(Collected data entries)
'''
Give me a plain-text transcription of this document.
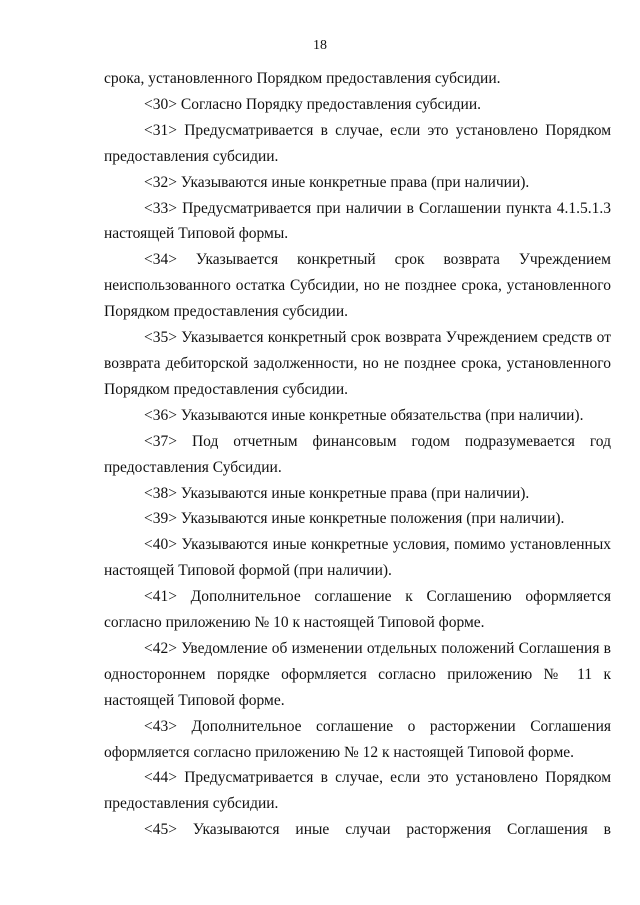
18

срока, установленного Порядком предоставления субсидии.

<30> Согласно Порядку предоставления субсидии.

<31> Предусматривается в случае, если это установлено Порядком предоставления субсидии.

<32> Указываются иные конкретные права (при наличии).

<33> Предусматривается при наличии в Соглашении пункта 4.1.5.1.3 настоящей Типовой формы.

<34> Указывается конкретный срок возврата Учреждением неиспользованного остатка Субсидии, но не позднее срока, установленного Порядком предоставления субсидии.

<35> Указывается конкретный срок возврата Учреждением средств от возврата дебиторской задолженности, но не позднее срока, установленного Порядком предоставления субсидии.

<36> Указываются иные конкретные обязательства (при наличии).

<37> Под отчетным финансовым годом подразумевается год предоставления Субсидии.

<38> Указываются иные конкретные права (при наличии).

<39> Указываются иные конкретные положения (при наличии).

<40> Указываются иные конкретные условия, помимо установленных настоящей Типовой формой (при наличии).

<41> Дополнительное соглашение к Соглашению оформляется согласно приложению № 10 к настоящей Типовой форме.

<42> Уведомление об изменении отдельных положений Соглашения в одностороннем порядке оформляется согласно приложению № 11 к настоящей Типовой форме.

<43> Дополнительное соглашение о расторжении Соглашения оформляется согласно приложению № 12 к настоящей Типовой форме.

<44> Предусматривается в случае, если это установлено Порядком предоставления субсидии.

<45> Указываются иные случаи расторжения Соглашения в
'''
(Short task)
Copy each line in the data that holds the word "установленного".

(Response)
срока, установленного Порядком предоставления субсидии.
<34> Указывается конкретный срок возврата Учреждением неиспользованного остатка Субсидии, но не позднее срока, установленного Порядком предоставления субсидии.
<35> Указывается конкретный срок возврата Учреждением средств от возврата дебиторской задолженности, но не позднее срока, установленного Порядком предоставления субсидии.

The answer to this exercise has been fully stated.